[Saved entries]
____________________
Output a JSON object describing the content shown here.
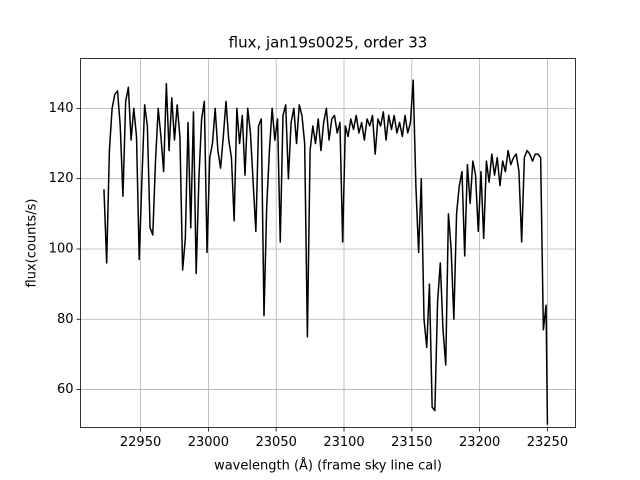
{
  "chart_data": {
    "type": "line",
    "title": "flux, jan19s0025, order 33",
    "x_label": "wavelength (Å) (frame sky line cal)",
    "y_label": "flux(counts/s)",
    "xlim": [
      22905.7,
      23270.7
    ],
    "ylim": [
      49.2,
      154.2
    ],
    "xticks": [
      22950,
      23000,
      23050,
      23100,
      23150,
      23200,
      23250
    ],
    "yticks": [
      60,
      80,
      100,
      120,
      140
    ],
    "grid": true,
    "color": "#000000",
    "x": [
      22923,
      22925,
      22927,
      22929,
      22931,
      22933,
      22935,
      22937,
      22939,
      22941,
      22943,
      22945,
      22947,
      22949,
      22951,
      22953,
      22955,
      22957,
      22959,
      22961,
      22963,
      22965,
      22967,
      22969,
      22971,
      22973,
      22975,
      22977,
      22979,
      22981,
      22983,
      22985,
      22987,
      22989,
      22991,
      22993,
      22995,
      22997,
      22999,
      23001,
      23003,
      23005,
      23007,
      23009,
      23011,
      23013,
      23015,
      23017,
      23019,
      23021,
      23023,
      23025,
      23027,
      23029,
      23031,
      23033,
      23035,
      23037,
      23039,
      23041,
      23043,
      23045,
      23047,
      23049,
      23051,
      23053,
      23055,
      23057,
      23059,
      23061,
      23063,
      23065,
      23067,
      23069,
      23071,
      23073,
      23075,
      23077,
      23079,
      23081,
      23083,
      23085,
      23087,
      23089,
      23091,
      23093,
      23095,
      23097,
      23099,
      23101,
      23103,
      23105,
      23107,
      23109,
      23111,
      23113,
      23115,
      23117,
      23119,
      23121,
      23123,
      23125,
      23127,
      23129,
      23131,
      23133,
      23135,
      23137,
      23139,
      23141,
      23143,
      23145,
      23147,
      23149,
      23151,
      23153,
      23155,
      23157,
      23159,
      23161,
      23163,
      23165,
      23167,
      23169,
      23171,
      23173,
      23175,
      23177,
      23179,
      23181,
      23183,
      23185,
      23187,
      23189,
      23191,
      23193,
      23195,
      23197,
      23199,
      23201,
      23203,
      23205,
      23207,
      23209,
      23211,
      23213,
      23215,
      23217,
      23219,
      23221,
      23223,
      23225,
      23227,
      23229,
      23231,
      23233,
      23235,
      23237,
      23239,
      23241,
      23243,
      23245,
      23247,
      23249,
      23250
    ],
    "values": [
      117,
      96,
      128,
      140,
      144,
      145,
      135,
      115,
      142,
      146,
      131,
      140,
      132,
      97,
      120,
      141,
      135,
      106,
      104,
      125,
      140,
      132,
      122,
      147,
      128,
      143,
      131,
      141,
      132,
      94,
      103,
      136,
      106,
      139,
      93,
      120,
      137,
      142,
      99,
      126,
      130,
      140,
      128,
      123,
      132,
      142,
      131,
      126,
      108,
      140,
      130,
      138,
      121,
      140,
      133,
      119,
      105,
      135,
      137,
      81,
      112,
      128,
      140,
      131,
      137,
      102,
      138,
      141,
      120,
      136,
      140,
      130,
      141,
      138,
      130,
      75,
      128,
      135,
      130,
      137,
      128,
      136,
      140,
      131,
      137,
      138,
      133,
      136,
      102,
      135,
      132,
      137,
      134,
      138,
      133,
      136,
      131,
      137,
      135,
      138,
      127,
      137,
      135,
      139,
      131,
      138,
      134,
      138,
      133,
      136,
      132,
      138,
      133,
      136,
      148,
      118,
      99,
      120,
      80,
      72,
      90,
      55,
      54,
      85,
      96,
      77,
      67,
      110,
      100,
      80,
      110,
      118,
      122,
      98,
      124,
      113,
      125,
      121,
      105,
      122,
      103,
      125,
      119,
      127,
      121,
      126,
      118,
      125,
      122,
      128,
      124,
      126,
      127,
      122,
      102,
      126,
      128,
      127,
      125,
      127,
      127,
      126,
      77,
      84,
      50
    ]
  }
}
____________________
◆ WHAT TO PRODUCE
Print out the whole of the material word for word, without pictures.

◆ ANSWER IN FULL
Output a JSON object describing the content shown here.
{
  "chart_data": {
    "type": "line",
    "title": "flux, jan19s0025, order 33",
    "x_label": "wavelength (Å) (frame sky line cal)",
    "y_label": "flux(counts/s)",
    "xlim": [
      22905.7,
      23270.7
    ],
    "ylim": [
      49.2,
      154.2
    ],
    "xticks": [
      22950,
      23000,
      23050,
      23100,
      23150,
      23200,
      23250
    ],
    "yticks": [
      60,
      80,
      100,
      120,
      140
    ],
    "grid": true,
    "color": "#000000",
    "x": [
      22923,
      22925,
      22927,
      22929,
      22931,
      22933,
      22935,
      22937,
      22939,
      22941,
      22943,
      22945,
      22947,
      22949,
      22951,
      22953,
      22955,
      22957,
      22959,
      22961,
      22963,
      22965,
      22967,
      22969,
      22971,
      22973,
      22975,
      22977,
      22979,
      22981,
      22983,
      22985,
      22987,
      22989,
      22991,
      22993,
      22995,
      22997,
      22999,
      23001,
      23003,
      23005,
      23007,
      23009,
      23011,
      23013,
      23015,
      23017,
      23019,
      23021,
      23023,
      23025,
      23027,
      23029,
      23031,
      23033,
      23035,
      23037,
      23039,
      23041,
      23043,
      23045,
      23047,
      23049,
      23051,
      23053,
      23055,
      23057,
      23059,
      23061,
      23063,
      23065,
      23067,
      23069,
      23071,
      23073,
      23075,
      23077,
      23079,
      23081,
      23083,
      23085,
      23087,
      23089,
      23091,
      23093,
      23095,
      23097,
      23099,
      23101,
      23103,
      23105,
      23107,
      23109,
      23111,
      23113,
      23115,
      23117,
      23119,
      23121,
      23123,
      23125,
      23127,
      23129,
      23131,
      23133,
      23135,
      23137,
      23139,
      23141,
      23143,
      23145,
      23147,
      23149,
      23151,
      23153,
      23155,
      23157,
      23159,
      23161,
      23163,
      23165,
      23167,
      23169,
      23171,
      23173,
      23175,
      23177,
      23179,
      23181,
      23183,
      23185,
      23187,
      23189,
      23191,
      23193,
      23195,
      23197,
      23199,
      23201,
      23203,
      23205,
      23207,
      23209,
      23211,
      23213,
      23215,
      23217,
      23219,
      23221,
      23223,
      23225,
      23227,
      23229,
      23231,
      23233,
      23235,
      23237,
      23239,
      23241,
      23243,
      23245,
      23247,
      23249,
      23250
    ],
    "values": [
      117,
      96,
      128,
      140,
      144,
      145,
      135,
      115,
      142,
      146,
      131,
      140,
      132,
      97,
      120,
      141,
      135,
      106,
      104,
      125,
      140,
      132,
      122,
      147,
      128,
      143,
      131,
      141,
      132,
      94,
      103,
      136,
      106,
      139,
      93,
      120,
      137,
      142,
      99,
      126,
      130,
      140,
      128,
      123,
      132,
      142,
      131,
      126,
      108,
      140,
      130,
      138,
      121,
      140,
      133,
      119,
      105,
      135,
      137,
      81,
      112,
      128,
      140,
      131,
      137,
      102,
      138,
      141,
      120,
      136,
      140,
      130,
      141,
      138,
      130,
      75,
      128,
      135,
      130,
      137,
      128,
      136,
      140,
      131,
      137,
      138,
      133,
      136,
      102,
      135,
      132,
      137,
      134,
      138,
      133,
      136,
      131,
      137,
      135,
      138,
      127,
      137,
      135,
      139,
      131,
      138,
      134,
      138,
      133,
      136,
      132,
      138,
      133,
      136,
      148,
      118,
      99,
      120,
      80,
      72,
      90,
      55,
      54,
      85,
      96,
      77,
      67,
      110,
      100,
      80,
      110,
      118,
      122,
      98,
      124,
      113,
      125,
      121,
      105,
      122,
      103,
      125,
      119,
      127,
      121,
      126,
      118,
      125,
      122,
      128,
      124,
      126,
      127,
      122,
      102,
      126,
      128,
      127,
      125,
      127,
      127,
      126,
      77,
      84,
      50
    ]
  }
}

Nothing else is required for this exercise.